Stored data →

──────────

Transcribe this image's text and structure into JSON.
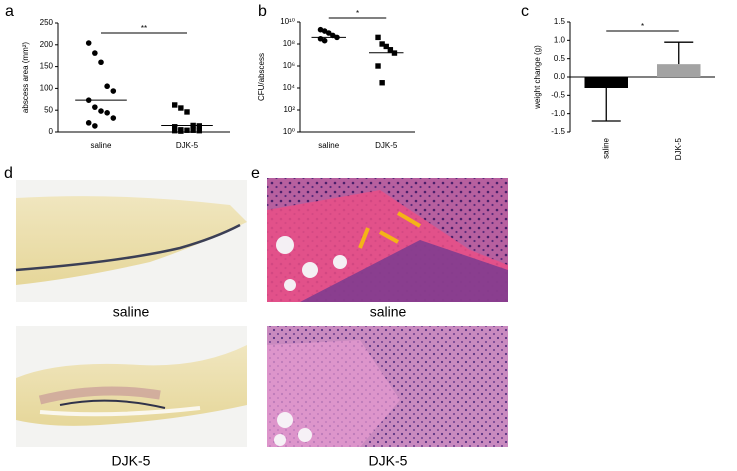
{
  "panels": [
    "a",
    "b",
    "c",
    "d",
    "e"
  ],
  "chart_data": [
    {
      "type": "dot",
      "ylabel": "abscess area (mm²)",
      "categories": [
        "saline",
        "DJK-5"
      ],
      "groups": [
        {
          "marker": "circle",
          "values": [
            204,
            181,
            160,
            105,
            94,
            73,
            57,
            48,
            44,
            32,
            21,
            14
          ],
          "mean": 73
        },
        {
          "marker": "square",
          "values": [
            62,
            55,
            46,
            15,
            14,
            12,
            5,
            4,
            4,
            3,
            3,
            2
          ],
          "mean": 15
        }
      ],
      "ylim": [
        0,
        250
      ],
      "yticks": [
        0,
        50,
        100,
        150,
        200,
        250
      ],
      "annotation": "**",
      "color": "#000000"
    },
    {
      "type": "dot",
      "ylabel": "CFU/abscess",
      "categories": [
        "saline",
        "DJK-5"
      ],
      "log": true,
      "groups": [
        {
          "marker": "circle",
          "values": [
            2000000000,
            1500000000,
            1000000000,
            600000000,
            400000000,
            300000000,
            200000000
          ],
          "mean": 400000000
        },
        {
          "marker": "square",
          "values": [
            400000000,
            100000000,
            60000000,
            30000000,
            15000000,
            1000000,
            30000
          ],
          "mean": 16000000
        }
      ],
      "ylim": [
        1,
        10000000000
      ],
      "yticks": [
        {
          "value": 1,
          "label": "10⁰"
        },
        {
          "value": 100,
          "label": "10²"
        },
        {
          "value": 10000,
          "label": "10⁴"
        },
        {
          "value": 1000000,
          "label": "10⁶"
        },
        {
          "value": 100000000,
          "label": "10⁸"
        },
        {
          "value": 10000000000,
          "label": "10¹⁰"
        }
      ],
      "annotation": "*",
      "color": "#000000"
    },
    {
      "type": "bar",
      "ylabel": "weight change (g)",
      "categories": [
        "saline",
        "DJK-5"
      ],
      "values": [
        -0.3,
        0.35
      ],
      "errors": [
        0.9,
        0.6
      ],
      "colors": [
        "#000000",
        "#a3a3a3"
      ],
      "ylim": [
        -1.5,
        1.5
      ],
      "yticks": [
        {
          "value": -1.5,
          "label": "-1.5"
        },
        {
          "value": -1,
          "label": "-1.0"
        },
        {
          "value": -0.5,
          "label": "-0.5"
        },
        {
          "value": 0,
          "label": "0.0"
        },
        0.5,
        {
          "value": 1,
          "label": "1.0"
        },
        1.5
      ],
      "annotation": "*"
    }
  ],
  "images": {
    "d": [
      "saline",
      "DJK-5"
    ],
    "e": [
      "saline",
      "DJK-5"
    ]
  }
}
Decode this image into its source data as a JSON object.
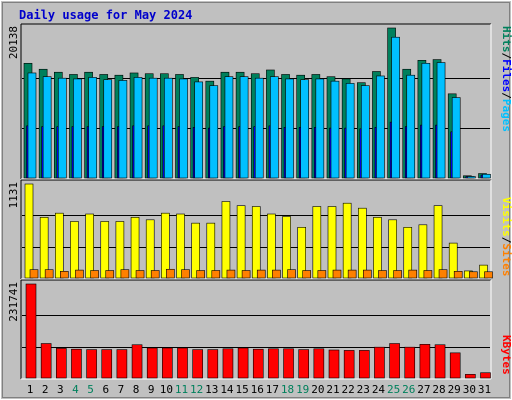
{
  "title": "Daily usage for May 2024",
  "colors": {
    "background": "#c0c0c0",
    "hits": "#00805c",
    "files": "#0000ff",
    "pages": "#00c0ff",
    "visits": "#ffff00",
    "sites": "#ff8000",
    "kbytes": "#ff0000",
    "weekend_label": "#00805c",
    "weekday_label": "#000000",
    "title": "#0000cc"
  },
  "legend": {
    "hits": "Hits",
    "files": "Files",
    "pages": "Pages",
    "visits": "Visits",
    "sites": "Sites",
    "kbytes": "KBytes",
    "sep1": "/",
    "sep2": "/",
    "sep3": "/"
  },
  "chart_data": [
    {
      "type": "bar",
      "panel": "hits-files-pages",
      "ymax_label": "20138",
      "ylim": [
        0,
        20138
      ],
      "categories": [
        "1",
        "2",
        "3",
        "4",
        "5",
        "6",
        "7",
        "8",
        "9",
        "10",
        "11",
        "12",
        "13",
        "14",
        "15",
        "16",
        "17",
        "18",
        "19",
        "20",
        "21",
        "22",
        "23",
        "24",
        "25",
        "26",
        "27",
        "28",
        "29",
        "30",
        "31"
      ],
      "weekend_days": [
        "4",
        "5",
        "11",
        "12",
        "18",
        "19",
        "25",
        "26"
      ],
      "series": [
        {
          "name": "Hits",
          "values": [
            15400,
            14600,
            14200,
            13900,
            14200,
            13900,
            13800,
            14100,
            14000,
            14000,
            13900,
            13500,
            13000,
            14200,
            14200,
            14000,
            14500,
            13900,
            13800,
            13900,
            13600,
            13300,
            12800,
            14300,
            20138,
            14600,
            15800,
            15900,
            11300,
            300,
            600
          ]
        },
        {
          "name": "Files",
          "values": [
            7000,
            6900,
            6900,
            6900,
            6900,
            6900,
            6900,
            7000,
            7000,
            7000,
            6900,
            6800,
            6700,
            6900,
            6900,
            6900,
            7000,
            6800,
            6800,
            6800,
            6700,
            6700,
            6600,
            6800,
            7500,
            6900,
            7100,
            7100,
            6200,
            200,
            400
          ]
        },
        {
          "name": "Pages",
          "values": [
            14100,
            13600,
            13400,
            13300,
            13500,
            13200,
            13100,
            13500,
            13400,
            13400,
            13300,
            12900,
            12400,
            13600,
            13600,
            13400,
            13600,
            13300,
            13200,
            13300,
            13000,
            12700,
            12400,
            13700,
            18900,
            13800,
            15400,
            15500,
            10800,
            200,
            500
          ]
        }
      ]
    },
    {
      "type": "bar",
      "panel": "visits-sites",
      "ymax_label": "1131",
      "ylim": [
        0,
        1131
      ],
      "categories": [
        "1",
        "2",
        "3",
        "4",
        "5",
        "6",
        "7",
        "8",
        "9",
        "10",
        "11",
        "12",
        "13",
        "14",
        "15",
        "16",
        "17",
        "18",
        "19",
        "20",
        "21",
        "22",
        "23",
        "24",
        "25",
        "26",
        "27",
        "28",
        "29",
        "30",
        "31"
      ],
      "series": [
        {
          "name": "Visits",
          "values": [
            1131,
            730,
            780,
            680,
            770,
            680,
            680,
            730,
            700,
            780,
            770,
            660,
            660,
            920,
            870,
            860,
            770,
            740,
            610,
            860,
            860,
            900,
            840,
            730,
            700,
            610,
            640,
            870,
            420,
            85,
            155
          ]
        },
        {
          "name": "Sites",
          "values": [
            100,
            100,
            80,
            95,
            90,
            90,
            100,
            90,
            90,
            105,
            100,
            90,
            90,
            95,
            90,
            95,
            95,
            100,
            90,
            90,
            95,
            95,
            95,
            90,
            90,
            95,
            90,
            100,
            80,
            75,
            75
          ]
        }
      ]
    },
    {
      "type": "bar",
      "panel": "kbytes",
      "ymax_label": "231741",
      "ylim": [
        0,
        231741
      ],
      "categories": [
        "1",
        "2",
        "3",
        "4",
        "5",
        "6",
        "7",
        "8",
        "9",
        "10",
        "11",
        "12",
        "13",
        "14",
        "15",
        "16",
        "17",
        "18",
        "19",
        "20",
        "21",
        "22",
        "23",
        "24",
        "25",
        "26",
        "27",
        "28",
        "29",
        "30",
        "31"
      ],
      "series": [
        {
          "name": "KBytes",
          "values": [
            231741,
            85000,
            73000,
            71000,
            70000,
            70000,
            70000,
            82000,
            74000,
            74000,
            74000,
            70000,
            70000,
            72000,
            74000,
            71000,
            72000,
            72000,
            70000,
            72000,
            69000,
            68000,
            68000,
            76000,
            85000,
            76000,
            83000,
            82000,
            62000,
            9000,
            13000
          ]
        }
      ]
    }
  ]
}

──────────

Problem to solve →
Every entry should be returned exactly as written, minus the pictures.

Solution to this task →
Transcribe this image's text and structure into JSON.
{
  "panels": [
    "a",
    "b",
    "c",
    "d",
    "e"
  ],
  "chart_data": [
    {
      "type": "dot",
      "ylabel": "abscess area (mm²)",
      "categories": [
        "saline",
        "DJK-5"
      ],
      "groups": [
        {
          "marker": "circle",
          "values": [
            204,
            181,
            160,
            105,
            94,
            73,
            57,
            48,
            44,
            32,
            21,
            14
          ],
          "mean": 73
        },
        {
          "marker": "square",
          "values": [
            62,
            55,
            46,
            15,
            14,
            12,
            5,
            4,
            4,
            3,
            3,
            2
          ],
          "mean": 15
        }
      ],
      "ylim": [
        0,
        250
      ],
      "yticks": [
        0,
        50,
        100,
        150,
        200,
        250
      ],
      "annotation": "**",
      "color": "#000000"
    },
    {
      "type": "dot",
      "ylabel": "CFU/abscess",
      "categories": [
        "saline",
        "DJK-5"
      ],
      "log": true,
      "groups": [
        {
          "marker": "circle",
          "values": [
            2000000000,
            1500000000,
            1000000000,
            600000000,
            400000000,
            300000000,
            200000000
          ],
          "mean": 400000000
        },
        {
          "marker": "square",
          "values": [
            400000000,
            100000000,
            60000000,
            30000000,
            15000000,
            1000000,
            30000
          ],
          "mean": 16000000
        }
      ],
      "ylim": [
        1,
        10000000000
      ],
      "yticks": [
        {
          "value": 1,
          "label": "10⁰"
        },
        {
          "value": 100,
          "label": "10²"
        },
        {
          "value": 10000,
          "label": "10⁴"
        },
        {
          "value": 1000000,
          "label": "10⁶"
        },
        {
          "value": 100000000,
          "label": "10⁸"
        },
        {
          "value": 10000000000,
          "label": "10¹⁰"
        }
      ],
      "annotation": "*",
      "color": "#000000"
    },
    {
      "type": "bar",
      "ylabel": "weight change (g)",
      "categories": [
        "saline",
        "DJK-5"
      ],
      "values": [
        -0.3,
        0.35
      ],
      "errors": [
        0.9,
        0.6
      ],
      "colors": [
        "#000000",
        "#a3a3a3"
      ],
      "ylim": [
        -1.5,
        1.5
      ],
      "yticks": [
        {
          "value": -1.5,
          "label": "-1.5"
        },
        {
          "value": -1,
          "label": "-1.0"
        },
        {
          "value": -0.5,
          "label": "-0.5"
        },
        {
          "value": 0,
          "label": "0.0"
        },
        0.5,
        {
          "value": 1,
          "label": "1.0"
        },
        1.5
      ],
      "annotation": "*"
    }
  ],
  "images": {
    "d": [
      "saline",
      "DJK-5"
    ],
    "e": [
      "saline",
      "DJK-5"
    ]
  }
}
Decode this image into its source data as a JSON object.
{
  "title": "Daily usage for May 2024",
  "colors": {
    "background": "#c0c0c0",
    "hits": "#00805c",
    "files": "#0000ff",
    "pages": "#00c0ff",
    "visits": "#ffff00",
    "sites": "#ff8000",
    "kbytes": "#ff0000",
    "weekend_label": "#00805c",
    "weekday_label": "#000000",
    "title": "#0000cc"
  },
  "legend": {
    "hits": "Hits",
    "files": "Files",
    "pages": "Pages",
    "visits": "Visits",
    "sites": "Sites",
    "kbytes": "KBytes",
    "sep1": "/",
    "sep2": "/",
    "sep3": "/"
  },
  "chart_data": [
    {
      "type": "bar",
      "panel": "hits-files-pages",
      "ymax_label": "20138",
      "ylim": [
        0,
        20138
      ],
      "categories": [
        "1",
        "2",
        "3",
        "4",
        "5",
        "6",
        "7",
        "8",
        "9",
        "10",
        "11",
        "12",
        "13",
        "14",
        "15",
        "16",
        "17",
        "18",
        "19",
        "20",
        "21",
        "22",
        "23",
        "24",
        "25",
        "26",
        "27",
        "28",
        "29",
        "30",
        "31"
      ],
      "weekend_days": [
        "4",
        "5",
        "11",
        "12",
        "18",
        "19",
        "25",
        "26"
      ],
      "series": [
        {
          "name": "Hits",
          "values": [
            15400,
            14600,
            14200,
            13900,
            14200,
            13900,
            13800,
            14100,
            14000,
            14000,
            13900,
            13500,
            13000,
            14200,
            14200,
            14000,
            14500,
            13900,
            13800,
            13900,
            13600,
            13300,
            12800,
            14300,
            20138,
            14600,
            15800,
            15900,
            11300,
            300,
            600
          ]
        },
        {
          "name": "Files",
          "values": [
            7000,
            6900,
            6900,
            6900,
            6900,
            6900,
            6900,
            7000,
            7000,
            7000,
            6900,
            6800,
            6700,
            6900,
            6900,
            6900,
            7000,
            6800,
            6800,
            6800,
            6700,
            6700,
            6600,
            6800,
            7500,
            6900,
            7100,
            7100,
            6200,
            200,
            400
          ]
        },
        {
          "name": "Pages",
          "values": [
            14100,
            13600,
            13400,
            13300,
            13500,
            13200,
            13100,
            13500,
            13400,
            13400,
            13300,
            12900,
            12400,
            13600,
            13600,
            13400,
            13600,
            13300,
            13200,
            13300,
            13000,
            12700,
            12400,
            13700,
            18900,
            13800,
            15400,
            15500,
            10800,
            200,
            500
          ]
        }
      ]
    },
    {
      "type": "bar",
      "panel": "visits-sites",
      "ymax_label": "1131",
      "ylim": [
        0,
        1131
      ],
      "categories": [
        "1",
        "2",
        "3",
        "4",
        "5",
        "6",
        "7",
        "8",
        "9",
        "10",
        "11",
        "12",
        "13",
        "14",
        "15",
        "16",
        "17",
        "18",
        "19",
        "20",
        "21",
        "22",
        "23",
        "24",
        "25",
        "26",
        "27",
        "28",
        "29",
        "30",
        "31"
      ],
      "series": [
        {
          "name": "Visits",
          "values": [
            1131,
            730,
            780,
            680,
            770,
            680,
            680,
            730,
            700,
            780,
            770,
            660,
            660,
            920,
            870,
            860,
            770,
            740,
            610,
            860,
            860,
            900,
            840,
            730,
            700,
            610,
            640,
            870,
            420,
            85,
            155
          ]
        },
        {
          "name": "Sites",
          "values": [
            100,
            100,
            80,
            95,
            90,
            90,
            100,
            90,
            90,
            105,
            100,
            90,
            90,
            95,
            90,
            95,
            95,
            100,
            90,
            90,
            95,
            95,
            95,
            90,
            90,
            95,
            90,
            100,
            80,
            75,
            75
          ]
        }
      ]
    },
    {
      "type": "bar",
      "panel": "kbytes",
      "ymax_label": "231741",
      "ylim": [
        0,
        231741
      ],
      "categories": [
        "1",
        "2",
        "3",
        "4",
        "5",
        "6",
        "7",
        "8",
        "9",
        "10",
        "11",
        "12",
        "13",
        "14",
        "15",
        "16",
        "17",
        "18",
        "19",
        "20",
        "21",
        "22",
        "23",
        "24",
        "25",
        "26",
        "27",
        "28",
        "29",
        "30",
        "31"
      ],
      "series": [
        {
          "name": "KBytes",
          "values": [
            231741,
            85000,
            73000,
            71000,
            70000,
            70000,
            70000,
            82000,
            74000,
            74000,
            74000,
            70000,
            70000,
            72000,
            74000,
            71000,
            72000,
            72000,
            70000,
            72000,
            69000,
            68000,
            68000,
            76000,
            85000,
            76000,
            83000,
            82000,
            62000,
            9000,
            13000
          ]
        }
      ]
    }
  ]
}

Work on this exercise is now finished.